Source records

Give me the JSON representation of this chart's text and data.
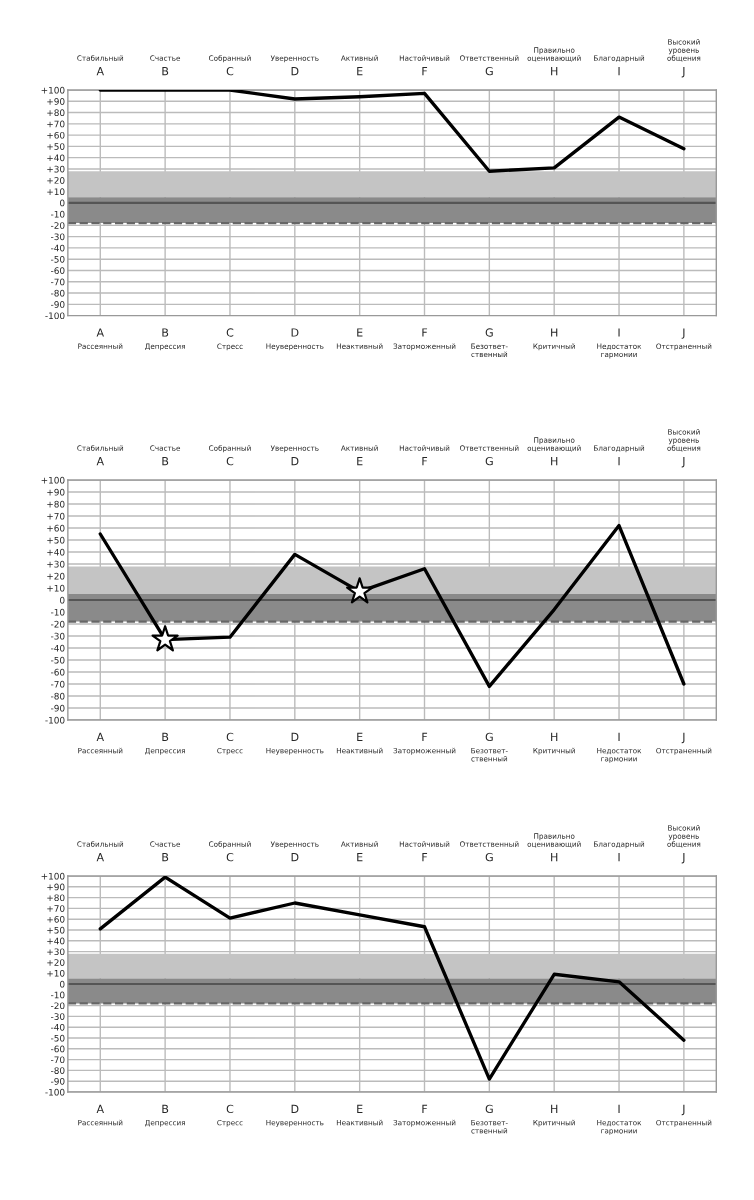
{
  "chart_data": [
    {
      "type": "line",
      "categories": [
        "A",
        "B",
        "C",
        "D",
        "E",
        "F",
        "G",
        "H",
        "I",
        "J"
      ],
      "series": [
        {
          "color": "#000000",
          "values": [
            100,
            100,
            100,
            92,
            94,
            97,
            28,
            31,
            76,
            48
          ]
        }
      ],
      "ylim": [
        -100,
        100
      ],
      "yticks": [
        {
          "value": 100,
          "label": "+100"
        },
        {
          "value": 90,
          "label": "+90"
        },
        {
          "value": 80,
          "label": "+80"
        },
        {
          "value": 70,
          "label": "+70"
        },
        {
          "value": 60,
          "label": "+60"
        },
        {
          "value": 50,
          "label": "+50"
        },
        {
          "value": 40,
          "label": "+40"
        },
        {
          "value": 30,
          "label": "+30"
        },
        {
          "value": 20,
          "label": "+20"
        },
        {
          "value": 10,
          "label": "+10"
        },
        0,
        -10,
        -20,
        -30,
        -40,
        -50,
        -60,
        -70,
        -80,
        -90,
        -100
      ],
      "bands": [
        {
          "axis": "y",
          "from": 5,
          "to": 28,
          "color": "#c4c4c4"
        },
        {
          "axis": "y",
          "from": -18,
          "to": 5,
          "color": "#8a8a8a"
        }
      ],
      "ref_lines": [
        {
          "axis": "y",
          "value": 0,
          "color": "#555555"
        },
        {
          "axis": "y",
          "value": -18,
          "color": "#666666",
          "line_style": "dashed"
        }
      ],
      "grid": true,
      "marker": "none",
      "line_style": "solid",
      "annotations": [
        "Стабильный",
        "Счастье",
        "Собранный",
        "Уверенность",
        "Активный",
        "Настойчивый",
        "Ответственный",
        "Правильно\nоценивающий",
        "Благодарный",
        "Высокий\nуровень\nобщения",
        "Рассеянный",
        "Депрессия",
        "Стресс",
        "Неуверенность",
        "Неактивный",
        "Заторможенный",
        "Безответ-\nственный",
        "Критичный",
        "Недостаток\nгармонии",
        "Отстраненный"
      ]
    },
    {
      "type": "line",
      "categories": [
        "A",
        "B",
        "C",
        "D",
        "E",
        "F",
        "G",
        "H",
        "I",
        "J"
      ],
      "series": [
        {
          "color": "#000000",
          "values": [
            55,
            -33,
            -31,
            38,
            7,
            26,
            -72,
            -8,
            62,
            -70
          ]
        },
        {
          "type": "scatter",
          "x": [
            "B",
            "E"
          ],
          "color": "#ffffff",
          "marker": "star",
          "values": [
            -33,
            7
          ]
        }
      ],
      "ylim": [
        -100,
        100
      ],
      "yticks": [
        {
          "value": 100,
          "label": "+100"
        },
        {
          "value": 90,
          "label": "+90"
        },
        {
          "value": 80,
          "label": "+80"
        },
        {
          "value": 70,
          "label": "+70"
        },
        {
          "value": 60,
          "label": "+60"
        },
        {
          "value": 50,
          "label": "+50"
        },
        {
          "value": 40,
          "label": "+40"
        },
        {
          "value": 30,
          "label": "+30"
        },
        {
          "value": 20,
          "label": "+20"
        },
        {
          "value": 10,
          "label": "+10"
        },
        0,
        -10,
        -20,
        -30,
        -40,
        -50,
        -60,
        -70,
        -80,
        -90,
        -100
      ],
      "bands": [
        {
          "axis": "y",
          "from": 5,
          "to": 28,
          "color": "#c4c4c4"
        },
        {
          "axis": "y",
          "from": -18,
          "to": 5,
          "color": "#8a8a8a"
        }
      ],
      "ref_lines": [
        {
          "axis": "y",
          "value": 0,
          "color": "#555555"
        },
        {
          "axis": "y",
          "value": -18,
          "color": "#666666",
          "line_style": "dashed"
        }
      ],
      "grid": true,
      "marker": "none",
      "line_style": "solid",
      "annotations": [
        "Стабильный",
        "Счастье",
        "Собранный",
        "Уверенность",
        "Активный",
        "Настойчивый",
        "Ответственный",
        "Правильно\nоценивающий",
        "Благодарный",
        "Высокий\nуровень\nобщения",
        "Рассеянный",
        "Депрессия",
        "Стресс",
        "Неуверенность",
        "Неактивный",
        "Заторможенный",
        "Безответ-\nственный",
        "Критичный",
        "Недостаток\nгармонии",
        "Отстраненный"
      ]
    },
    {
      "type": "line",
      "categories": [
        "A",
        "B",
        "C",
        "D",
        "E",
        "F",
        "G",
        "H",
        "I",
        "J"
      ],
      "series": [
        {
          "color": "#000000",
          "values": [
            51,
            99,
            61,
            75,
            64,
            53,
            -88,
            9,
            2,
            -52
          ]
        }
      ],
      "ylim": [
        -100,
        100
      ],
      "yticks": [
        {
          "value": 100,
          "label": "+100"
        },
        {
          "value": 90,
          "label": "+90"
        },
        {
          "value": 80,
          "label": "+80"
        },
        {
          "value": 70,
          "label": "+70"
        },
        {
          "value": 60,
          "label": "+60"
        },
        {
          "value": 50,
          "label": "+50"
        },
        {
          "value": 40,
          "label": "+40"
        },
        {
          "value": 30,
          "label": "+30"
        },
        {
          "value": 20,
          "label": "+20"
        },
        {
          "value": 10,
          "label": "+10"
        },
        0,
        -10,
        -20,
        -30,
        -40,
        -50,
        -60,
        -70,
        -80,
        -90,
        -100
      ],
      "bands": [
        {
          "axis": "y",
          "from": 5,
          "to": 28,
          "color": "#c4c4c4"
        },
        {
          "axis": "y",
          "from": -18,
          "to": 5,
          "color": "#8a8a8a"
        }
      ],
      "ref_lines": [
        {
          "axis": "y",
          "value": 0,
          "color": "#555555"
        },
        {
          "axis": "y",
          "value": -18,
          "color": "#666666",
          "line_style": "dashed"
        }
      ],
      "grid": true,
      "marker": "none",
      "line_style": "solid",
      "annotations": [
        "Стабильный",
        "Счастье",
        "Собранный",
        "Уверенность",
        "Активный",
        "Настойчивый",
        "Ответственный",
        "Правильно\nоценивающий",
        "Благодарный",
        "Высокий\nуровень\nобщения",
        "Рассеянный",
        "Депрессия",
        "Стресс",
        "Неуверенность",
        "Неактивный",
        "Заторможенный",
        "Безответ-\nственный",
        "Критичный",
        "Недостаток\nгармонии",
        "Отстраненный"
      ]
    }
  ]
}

...

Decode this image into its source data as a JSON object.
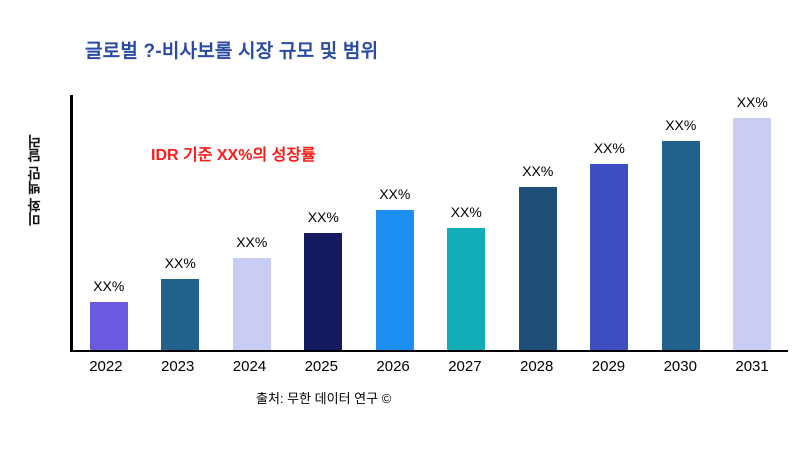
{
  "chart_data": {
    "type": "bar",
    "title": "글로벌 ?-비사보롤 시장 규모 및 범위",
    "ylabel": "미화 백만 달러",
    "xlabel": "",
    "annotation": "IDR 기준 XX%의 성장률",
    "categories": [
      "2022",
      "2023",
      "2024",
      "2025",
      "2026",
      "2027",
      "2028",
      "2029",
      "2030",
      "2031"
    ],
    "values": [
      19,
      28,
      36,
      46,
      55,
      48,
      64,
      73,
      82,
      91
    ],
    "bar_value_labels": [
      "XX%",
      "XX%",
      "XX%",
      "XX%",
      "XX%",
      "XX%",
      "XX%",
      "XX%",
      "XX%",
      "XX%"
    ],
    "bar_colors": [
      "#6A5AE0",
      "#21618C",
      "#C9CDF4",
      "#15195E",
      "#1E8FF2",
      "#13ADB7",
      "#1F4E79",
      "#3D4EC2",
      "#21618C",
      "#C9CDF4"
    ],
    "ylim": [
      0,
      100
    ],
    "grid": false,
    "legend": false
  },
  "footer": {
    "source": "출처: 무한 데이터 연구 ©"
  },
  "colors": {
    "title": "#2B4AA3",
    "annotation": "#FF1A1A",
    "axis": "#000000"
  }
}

→ **STATED PROBLEM**: Select all lines with the word "title" from the entries above.

→ **EXPECTED ANSWER**:
    "title": "글로벌 ?-비사보롤 시장 규모 및 범위",
    "title": "#2B4AA3",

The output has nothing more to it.